■ Task prompt ■
Transcribe every entry word for word, leaving out all images.

■ Saved data entries ■
## Begin

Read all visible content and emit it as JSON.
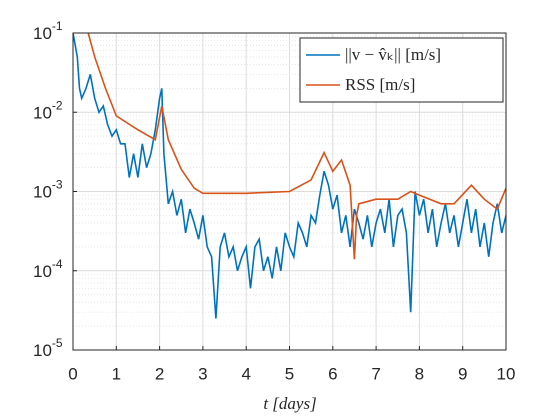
{
  "chart_data": {
    "type": "line",
    "xlabel": "t [days]",
    "x_log": false,
    "y_log": true,
    "grid": true,
    "minor_grid": true,
    "legend": "upper right",
    "xlim": [
      0,
      10
    ],
    "xticks": [
      0,
      1,
      2,
      3,
      4,
      5,
      6,
      7,
      8,
      9,
      10
    ],
    "ylim": [
      1e-05,
      0.1
    ],
    "yticks": [
      {
        "value": 1e-05,
        "label": "10",
        "exponent": "-5"
      },
      {
        "value": 0.0001,
        "label": "10",
        "exponent": "-4"
      },
      {
        "value": 0.001,
        "label": "10",
        "exponent": "-3"
      },
      {
        "value": 0.01,
        "label": "10",
        "exponent": "-2"
      },
      {
        "value": 0.1,
        "label": "10",
        "exponent": "-1"
      }
    ],
    "series": [
      {
        "name": "||v − v̂ₖ|| [m/s]",
        "color": "#0072bd",
        "x": [
          0,
          0.1,
          0.15,
          0.2,
          0.3,
          0.4,
          0.5,
          0.6,
          0.7,
          0.8,
          0.9,
          1.0,
          1.1,
          1.2,
          1.3,
          1.4,
          1.5,
          1.6,
          1.7,
          1.8,
          1.9,
          2.0,
          2.05,
          2.1,
          2.2,
          2.3,
          2.4,
          2.5,
          2.6,
          2.7,
          2.8,
          2.9,
          3.0,
          3.1,
          3.2,
          3.3,
          3.4,
          3.5,
          3.6,
          3.7,
          3.8,
          3.9,
          4.0,
          4.1,
          4.2,
          4.3,
          4.4,
          4.5,
          4.6,
          4.7,
          4.8,
          4.9,
          5.0,
          5.1,
          5.2,
          5.3,
          5.4,
          5.5,
          5.6,
          5.7,
          5.8,
          5.9,
          6.0,
          6.1,
          6.2,
          6.3,
          6.4,
          6.5,
          6.6,
          6.7,
          6.8,
          6.9,
          7.0,
          7.1,
          7.2,
          7.3,
          7.4,
          7.5,
          7.6,
          7.7,
          7.8,
          7.9,
          8.0,
          8.1,
          8.2,
          8.3,
          8.4,
          8.5,
          8.6,
          8.7,
          8.8,
          8.9,
          9.0,
          9.1,
          9.2,
          9.3,
          9.4,
          9.5,
          9.6,
          9.7,
          9.8,
          9.9,
          10
        ],
        "values": [
          0.1,
          0.05,
          0.02,
          0.015,
          0.02,
          0.03,
          0.015,
          0.01,
          0.012,
          0.007,
          0.005,
          0.006,
          0.004,
          0.004,
          0.0015,
          0.003,
          0.0015,
          0.004,
          0.002,
          0.003,
          0.006,
          0.015,
          0.02,
          0.003,
          0.0007,
          0.001,
          0.0005,
          0.0008,
          0.0003,
          0.0006,
          0.0004,
          0.00025,
          0.0005,
          0.0002,
          0.00015,
          2.5e-05,
          0.0002,
          0.0003,
          0.00015,
          0.0002,
          0.0001,
          0.00015,
          0.0002,
          6e-05,
          0.0002,
          0.00025,
          0.0001,
          0.00015,
          8e-05,
          0.0002,
          0.0001,
          0.0003,
          0.0002,
          0.00015,
          0.0004,
          0.0003,
          0.0002,
          0.0005,
          0.0004,
          0.0009,
          0.0018,
          0.0012,
          0.0006,
          0.0009,
          0.0003,
          0.0005,
          0.0002,
          0.0006,
          0.0004,
          0.00025,
          0.0005,
          0.0002,
          0.0004,
          0.0006,
          0.0003,
          0.0008,
          0.0002,
          0.0005,
          0.0006,
          0.0003,
          3e-05,
          0.001,
          0.0005,
          0.0008,
          0.0003,
          0.0006,
          0.0002,
          0.0004,
          0.0007,
          0.0003,
          0.0005,
          0.0002,
          0.0004,
          0.0008,
          0.0003,
          0.0006,
          0.0002,
          0.0004,
          0.00015,
          0.0004,
          0.0007,
          0.0003,
          0.0005
        ]
      },
      {
        "name": "RSS [m/s]",
        "color": "#d95319",
        "x": [
          0.35,
          0.5,
          0.75,
          1.0,
          1.5,
          1.9,
          2.05,
          2.2,
          2.5,
          2.8,
          3.0,
          4.0,
          5.0,
          5.5,
          5.8,
          6.0,
          6.2,
          6.4,
          6.5,
          6.55,
          6.6,
          7.0,
          7.5,
          7.8,
          8.0,
          8.5,
          8.8,
          9.2,
          9.5,
          9.8,
          10
        ],
        "values": [
          0.1,
          0.05,
          0.02,
          0.009,
          0.006,
          0.0045,
          0.012,
          0.0045,
          0.0019,
          0.0011,
          0.00095,
          0.00095,
          0.001,
          0.0014,
          0.0031,
          0.0018,
          0.0025,
          0.0012,
          0.00014,
          0.0005,
          0.0007,
          0.0008,
          0.0008,
          0.001,
          0.0009,
          0.0007,
          0.0007,
          0.0012,
          0.0008,
          0.0006,
          0.0011
        ]
      }
    ]
  }
}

## End

■ Solution for this problem ■
Read all visible content and emit it as JSON.
{
  "chart_data": {
    "type": "line",
    "xlabel": "t [days]",
    "x_log": false,
    "y_log": true,
    "grid": true,
    "minor_grid": true,
    "legend": "upper right",
    "xlim": [
      0,
      10
    ],
    "xticks": [
      0,
      1,
      2,
      3,
      4,
      5,
      6,
      7,
      8,
      9,
      10
    ],
    "ylim": [
      1e-05,
      0.1
    ],
    "yticks": [
      {
        "value": 1e-05,
        "label": "10",
        "exponent": "-5"
      },
      {
        "value": 0.0001,
        "label": "10",
        "exponent": "-4"
      },
      {
        "value": 0.001,
        "label": "10",
        "exponent": "-3"
      },
      {
        "value": 0.01,
        "label": "10",
        "exponent": "-2"
      },
      {
        "value": 0.1,
        "label": "10",
        "exponent": "-1"
      }
    ],
    "series": [
      {
        "name": "||v − v̂ₖ|| [m/s]",
        "color": "#0072bd",
        "x": [
          0,
          0.1,
          0.15,
          0.2,
          0.3,
          0.4,
          0.5,
          0.6,
          0.7,
          0.8,
          0.9,
          1.0,
          1.1,
          1.2,
          1.3,
          1.4,
          1.5,
          1.6,
          1.7,
          1.8,
          1.9,
          2.0,
          2.05,
          2.1,
          2.2,
          2.3,
          2.4,
          2.5,
          2.6,
          2.7,
          2.8,
          2.9,
          3.0,
          3.1,
          3.2,
          3.3,
          3.4,
          3.5,
          3.6,
          3.7,
          3.8,
          3.9,
          4.0,
          4.1,
          4.2,
          4.3,
          4.4,
          4.5,
          4.6,
          4.7,
          4.8,
          4.9,
          5.0,
          5.1,
          5.2,
          5.3,
          5.4,
          5.5,
          5.6,
          5.7,
          5.8,
          5.9,
          6.0,
          6.1,
          6.2,
          6.3,
          6.4,
          6.5,
          6.6,
          6.7,
          6.8,
          6.9,
          7.0,
          7.1,
          7.2,
          7.3,
          7.4,
          7.5,
          7.6,
          7.7,
          7.8,
          7.9,
          8.0,
          8.1,
          8.2,
          8.3,
          8.4,
          8.5,
          8.6,
          8.7,
          8.8,
          8.9,
          9.0,
          9.1,
          9.2,
          9.3,
          9.4,
          9.5,
          9.6,
          9.7,
          9.8,
          9.9,
          10
        ],
        "values": [
          0.1,
          0.05,
          0.02,
          0.015,
          0.02,
          0.03,
          0.015,
          0.01,
          0.012,
          0.007,
          0.005,
          0.006,
          0.004,
          0.004,
          0.0015,
          0.003,
          0.0015,
          0.004,
          0.002,
          0.003,
          0.006,
          0.015,
          0.02,
          0.003,
          0.0007,
          0.001,
          0.0005,
          0.0008,
          0.0003,
          0.0006,
          0.0004,
          0.00025,
          0.0005,
          0.0002,
          0.00015,
          2.5e-05,
          0.0002,
          0.0003,
          0.00015,
          0.0002,
          0.0001,
          0.00015,
          0.0002,
          6e-05,
          0.0002,
          0.00025,
          0.0001,
          0.00015,
          8e-05,
          0.0002,
          0.0001,
          0.0003,
          0.0002,
          0.00015,
          0.0004,
          0.0003,
          0.0002,
          0.0005,
          0.0004,
          0.0009,
          0.0018,
          0.0012,
          0.0006,
          0.0009,
          0.0003,
          0.0005,
          0.0002,
          0.0006,
          0.0004,
          0.00025,
          0.0005,
          0.0002,
          0.0004,
          0.0006,
          0.0003,
          0.0008,
          0.0002,
          0.0005,
          0.0006,
          0.0003,
          3e-05,
          0.001,
          0.0005,
          0.0008,
          0.0003,
          0.0006,
          0.0002,
          0.0004,
          0.0007,
          0.0003,
          0.0005,
          0.0002,
          0.0004,
          0.0008,
          0.0003,
          0.0006,
          0.0002,
          0.0004,
          0.00015,
          0.0004,
          0.0007,
          0.0003,
          0.0005
        ]
      },
      {
        "name": "RSS [m/s]",
        "color": "#d95319",
        "x": [
          0.35,
          0.5,
          0.75,
          1.0,
          1.5,
          1.9,
          2.05,
          2.2,
          2.5,
          2.8,
          3.0,
          4.0,
          5.0,
          5.5,
          5.8,
          6.0,
          6.2,
          6.4,
          6.5,
          6.55,
          6.6,
          7.0,
          7.5,
          7.8,
          8.0,
          8.5,
          8.8,
          9.2,
          9.5,
          9.8,
          10
        ],
        "values": [
          0.1,
          0.05,
          0.02,
          0.009,
          0.006,
          0.0045,
          0.012,
          0.0045,
          0.0019,
          0.0011,
          0.00095,
          0.00095,
          0.001,
          0.0014,
          0.0031,
          0.0018,
          0.0025,
          0.0012,
          0.00014,
          0.0005,
          0.0007,
          0.0008,
          0.0008,
          0.001,
          0.0009,
          0.0007,
          0.0007,
          0.0012,
          0.0008,
          0.0006,
          0.0011
        ]
      }
    ]
  }
}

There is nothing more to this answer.